## Start Extracted entries

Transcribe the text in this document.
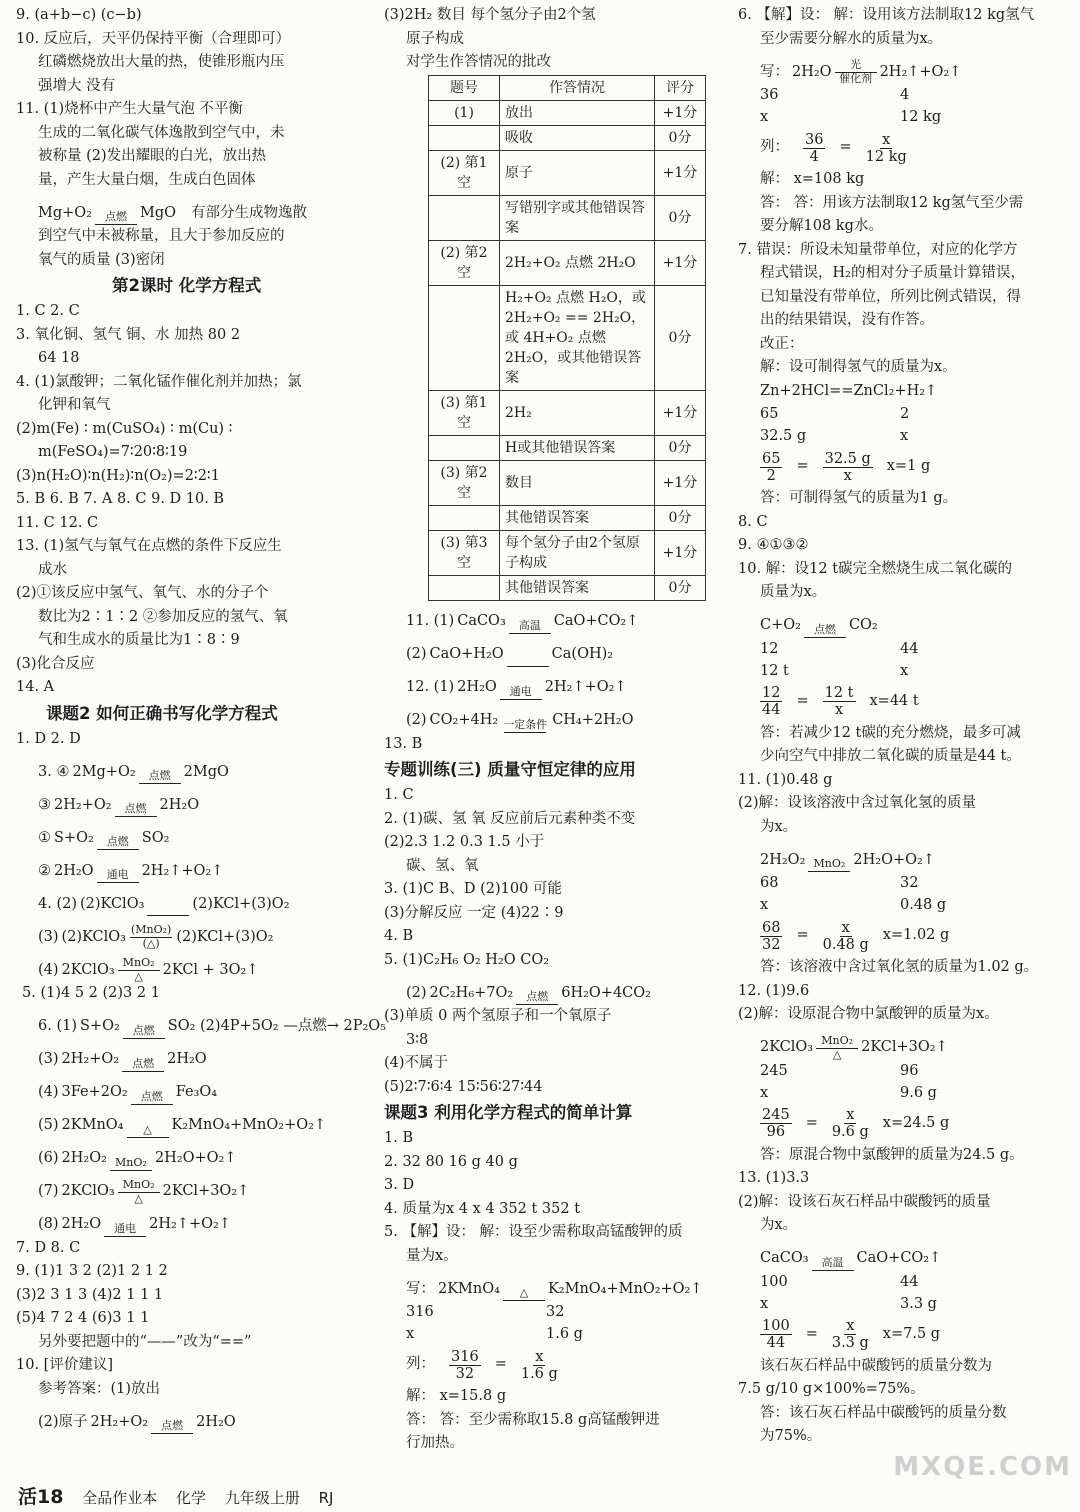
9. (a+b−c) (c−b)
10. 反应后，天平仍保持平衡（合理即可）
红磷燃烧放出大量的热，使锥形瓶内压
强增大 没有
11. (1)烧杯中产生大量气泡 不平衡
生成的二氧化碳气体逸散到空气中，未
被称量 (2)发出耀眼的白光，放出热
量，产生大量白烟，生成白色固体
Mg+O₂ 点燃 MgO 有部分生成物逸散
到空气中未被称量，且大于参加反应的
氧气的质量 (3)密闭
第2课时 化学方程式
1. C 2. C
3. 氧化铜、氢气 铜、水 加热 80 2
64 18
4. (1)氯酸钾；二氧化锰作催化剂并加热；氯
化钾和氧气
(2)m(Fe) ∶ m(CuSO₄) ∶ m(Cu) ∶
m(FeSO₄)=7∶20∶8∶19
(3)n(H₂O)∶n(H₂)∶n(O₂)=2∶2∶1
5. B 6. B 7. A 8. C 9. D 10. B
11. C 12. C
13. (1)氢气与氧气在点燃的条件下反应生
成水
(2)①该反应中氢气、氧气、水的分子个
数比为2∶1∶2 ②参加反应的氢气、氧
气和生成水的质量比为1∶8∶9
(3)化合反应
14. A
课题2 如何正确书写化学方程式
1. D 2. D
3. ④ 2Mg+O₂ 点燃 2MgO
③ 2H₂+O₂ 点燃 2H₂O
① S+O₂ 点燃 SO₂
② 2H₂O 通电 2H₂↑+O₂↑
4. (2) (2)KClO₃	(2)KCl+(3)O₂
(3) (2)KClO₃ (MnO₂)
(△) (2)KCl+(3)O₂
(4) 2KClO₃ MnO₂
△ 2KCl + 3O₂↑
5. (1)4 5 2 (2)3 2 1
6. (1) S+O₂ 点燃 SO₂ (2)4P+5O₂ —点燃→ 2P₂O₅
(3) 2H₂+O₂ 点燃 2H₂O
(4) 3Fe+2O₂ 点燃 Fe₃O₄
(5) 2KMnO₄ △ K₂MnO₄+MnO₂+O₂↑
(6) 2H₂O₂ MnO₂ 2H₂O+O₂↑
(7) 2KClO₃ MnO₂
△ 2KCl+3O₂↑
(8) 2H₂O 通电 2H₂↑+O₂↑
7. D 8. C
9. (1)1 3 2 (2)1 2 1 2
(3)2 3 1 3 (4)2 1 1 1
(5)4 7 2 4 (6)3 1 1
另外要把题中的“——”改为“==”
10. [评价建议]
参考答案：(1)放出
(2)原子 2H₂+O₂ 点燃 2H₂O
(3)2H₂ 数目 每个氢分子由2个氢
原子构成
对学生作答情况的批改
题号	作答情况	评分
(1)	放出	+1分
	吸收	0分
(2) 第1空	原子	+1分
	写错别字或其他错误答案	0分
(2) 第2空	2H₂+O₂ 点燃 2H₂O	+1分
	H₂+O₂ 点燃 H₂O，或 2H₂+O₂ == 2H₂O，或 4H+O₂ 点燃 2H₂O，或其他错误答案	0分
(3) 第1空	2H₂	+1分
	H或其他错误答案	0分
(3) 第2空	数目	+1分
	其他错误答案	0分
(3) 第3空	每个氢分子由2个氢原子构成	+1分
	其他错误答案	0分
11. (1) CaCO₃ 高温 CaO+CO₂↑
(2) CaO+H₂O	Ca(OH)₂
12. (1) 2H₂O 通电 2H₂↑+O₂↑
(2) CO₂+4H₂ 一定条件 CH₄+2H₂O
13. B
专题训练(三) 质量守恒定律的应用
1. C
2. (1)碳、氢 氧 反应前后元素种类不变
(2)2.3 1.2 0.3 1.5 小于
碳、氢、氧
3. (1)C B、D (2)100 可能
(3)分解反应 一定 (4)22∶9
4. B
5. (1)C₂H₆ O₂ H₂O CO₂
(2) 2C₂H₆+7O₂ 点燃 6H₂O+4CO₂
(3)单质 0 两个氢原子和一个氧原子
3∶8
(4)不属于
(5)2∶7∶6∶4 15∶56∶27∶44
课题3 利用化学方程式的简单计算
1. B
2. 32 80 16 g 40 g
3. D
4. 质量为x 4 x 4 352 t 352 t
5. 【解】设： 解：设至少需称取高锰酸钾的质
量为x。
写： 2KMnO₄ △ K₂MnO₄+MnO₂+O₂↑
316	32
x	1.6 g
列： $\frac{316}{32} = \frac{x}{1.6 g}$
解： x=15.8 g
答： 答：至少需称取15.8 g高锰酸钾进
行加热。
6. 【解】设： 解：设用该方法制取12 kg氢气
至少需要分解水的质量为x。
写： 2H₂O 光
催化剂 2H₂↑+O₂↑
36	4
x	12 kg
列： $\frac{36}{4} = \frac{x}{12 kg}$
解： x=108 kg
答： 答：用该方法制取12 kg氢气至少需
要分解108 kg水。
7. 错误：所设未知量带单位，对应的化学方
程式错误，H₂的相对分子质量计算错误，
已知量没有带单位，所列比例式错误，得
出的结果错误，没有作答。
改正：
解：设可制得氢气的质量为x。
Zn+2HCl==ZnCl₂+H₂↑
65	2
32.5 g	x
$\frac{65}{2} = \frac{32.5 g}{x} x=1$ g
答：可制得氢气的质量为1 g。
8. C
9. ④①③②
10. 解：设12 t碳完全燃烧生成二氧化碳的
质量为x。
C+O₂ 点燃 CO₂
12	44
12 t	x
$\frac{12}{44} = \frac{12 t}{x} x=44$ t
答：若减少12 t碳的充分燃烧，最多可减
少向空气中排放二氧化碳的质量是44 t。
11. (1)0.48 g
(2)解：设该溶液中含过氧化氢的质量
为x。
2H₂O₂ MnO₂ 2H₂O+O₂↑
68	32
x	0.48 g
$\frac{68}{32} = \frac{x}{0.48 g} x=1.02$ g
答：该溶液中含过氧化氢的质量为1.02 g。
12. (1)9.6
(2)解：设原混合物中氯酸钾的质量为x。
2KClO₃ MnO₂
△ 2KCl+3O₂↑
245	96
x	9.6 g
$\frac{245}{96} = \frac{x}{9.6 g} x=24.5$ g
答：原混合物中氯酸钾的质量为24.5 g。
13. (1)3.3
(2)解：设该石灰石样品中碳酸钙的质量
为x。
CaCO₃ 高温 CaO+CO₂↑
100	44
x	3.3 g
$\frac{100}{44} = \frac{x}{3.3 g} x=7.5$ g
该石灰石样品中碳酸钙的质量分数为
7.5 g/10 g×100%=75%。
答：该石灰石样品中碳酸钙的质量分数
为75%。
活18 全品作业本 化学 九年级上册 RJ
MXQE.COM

## End Extracted entries
## Start Extracted entries

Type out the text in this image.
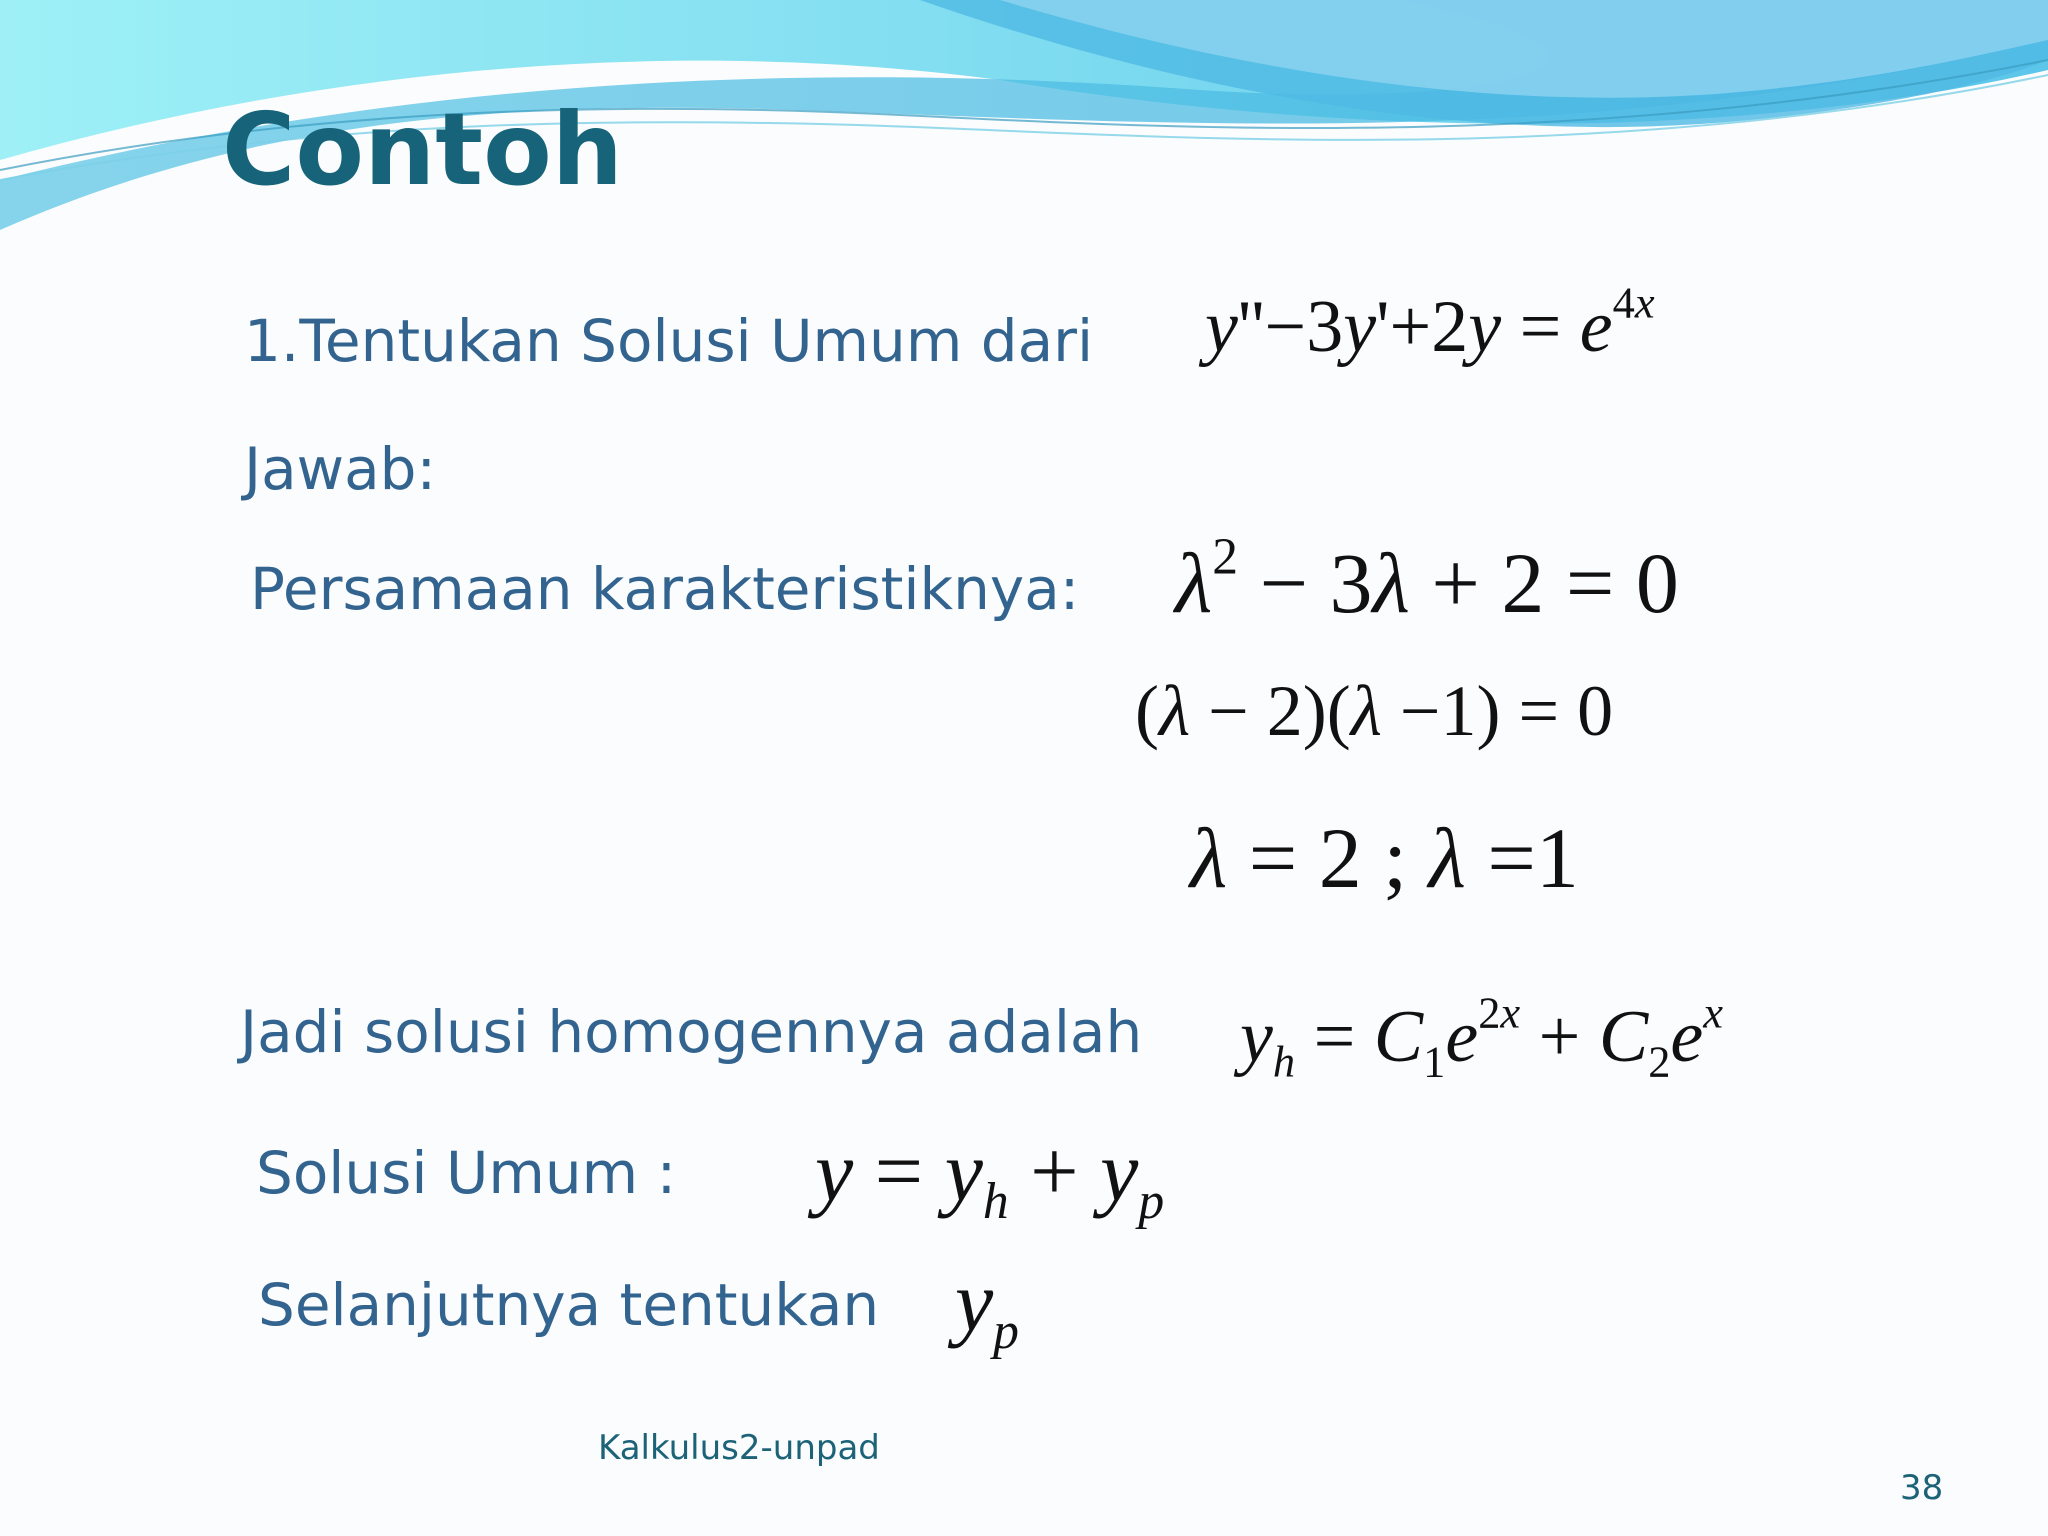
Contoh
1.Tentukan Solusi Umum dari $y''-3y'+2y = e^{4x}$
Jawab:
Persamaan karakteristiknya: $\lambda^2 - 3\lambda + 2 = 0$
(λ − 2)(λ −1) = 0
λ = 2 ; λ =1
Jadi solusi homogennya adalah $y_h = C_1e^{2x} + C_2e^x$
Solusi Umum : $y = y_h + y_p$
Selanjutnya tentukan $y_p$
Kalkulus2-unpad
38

## End Extracted entries

What the task requires: Pull out each line containing the word "Umum" and copy it.

Expected answer:
1.Tentukan Solusi Umum dari $y''-3y'+2y = e^{4x}$
Solusi Umum : $y = y_h + y_p$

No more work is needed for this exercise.